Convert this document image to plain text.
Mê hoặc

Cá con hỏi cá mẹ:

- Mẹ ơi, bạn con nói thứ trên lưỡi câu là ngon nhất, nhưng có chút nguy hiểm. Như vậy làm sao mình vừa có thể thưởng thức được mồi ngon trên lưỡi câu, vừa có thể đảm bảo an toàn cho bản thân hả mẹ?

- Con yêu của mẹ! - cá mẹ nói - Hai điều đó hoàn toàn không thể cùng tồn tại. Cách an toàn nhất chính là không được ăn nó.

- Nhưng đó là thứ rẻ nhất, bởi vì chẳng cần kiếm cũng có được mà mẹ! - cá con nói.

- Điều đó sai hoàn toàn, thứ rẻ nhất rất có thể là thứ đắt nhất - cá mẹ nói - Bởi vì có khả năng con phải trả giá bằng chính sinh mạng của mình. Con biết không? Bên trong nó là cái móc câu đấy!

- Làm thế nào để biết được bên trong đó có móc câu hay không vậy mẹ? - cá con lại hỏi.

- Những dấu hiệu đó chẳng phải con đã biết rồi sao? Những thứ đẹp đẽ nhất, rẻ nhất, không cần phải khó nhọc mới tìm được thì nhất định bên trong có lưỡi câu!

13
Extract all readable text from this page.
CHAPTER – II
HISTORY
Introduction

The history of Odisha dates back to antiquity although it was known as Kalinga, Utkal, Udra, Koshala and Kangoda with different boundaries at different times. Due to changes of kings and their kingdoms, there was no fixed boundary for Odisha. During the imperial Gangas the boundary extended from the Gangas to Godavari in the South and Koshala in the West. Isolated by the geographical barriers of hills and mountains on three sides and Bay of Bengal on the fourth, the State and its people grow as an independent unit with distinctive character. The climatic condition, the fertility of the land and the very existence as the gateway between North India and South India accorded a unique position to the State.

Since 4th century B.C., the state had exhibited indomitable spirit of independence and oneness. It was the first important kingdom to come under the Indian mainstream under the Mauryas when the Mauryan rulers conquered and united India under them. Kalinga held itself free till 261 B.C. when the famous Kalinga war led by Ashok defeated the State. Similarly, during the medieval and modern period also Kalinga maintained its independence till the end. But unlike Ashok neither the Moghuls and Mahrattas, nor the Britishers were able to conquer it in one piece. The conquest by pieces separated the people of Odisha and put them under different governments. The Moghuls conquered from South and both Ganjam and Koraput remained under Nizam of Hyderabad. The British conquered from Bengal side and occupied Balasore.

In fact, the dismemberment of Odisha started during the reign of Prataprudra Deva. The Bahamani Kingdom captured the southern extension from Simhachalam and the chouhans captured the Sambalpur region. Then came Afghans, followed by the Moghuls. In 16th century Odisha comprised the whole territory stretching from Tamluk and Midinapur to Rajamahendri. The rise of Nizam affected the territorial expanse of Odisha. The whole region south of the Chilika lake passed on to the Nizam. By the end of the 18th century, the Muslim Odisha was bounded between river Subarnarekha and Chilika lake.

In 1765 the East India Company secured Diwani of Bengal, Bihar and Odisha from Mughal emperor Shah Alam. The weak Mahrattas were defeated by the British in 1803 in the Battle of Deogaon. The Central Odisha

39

+===+

State how many lines of the records above contain the word "chính", giving only that number.

2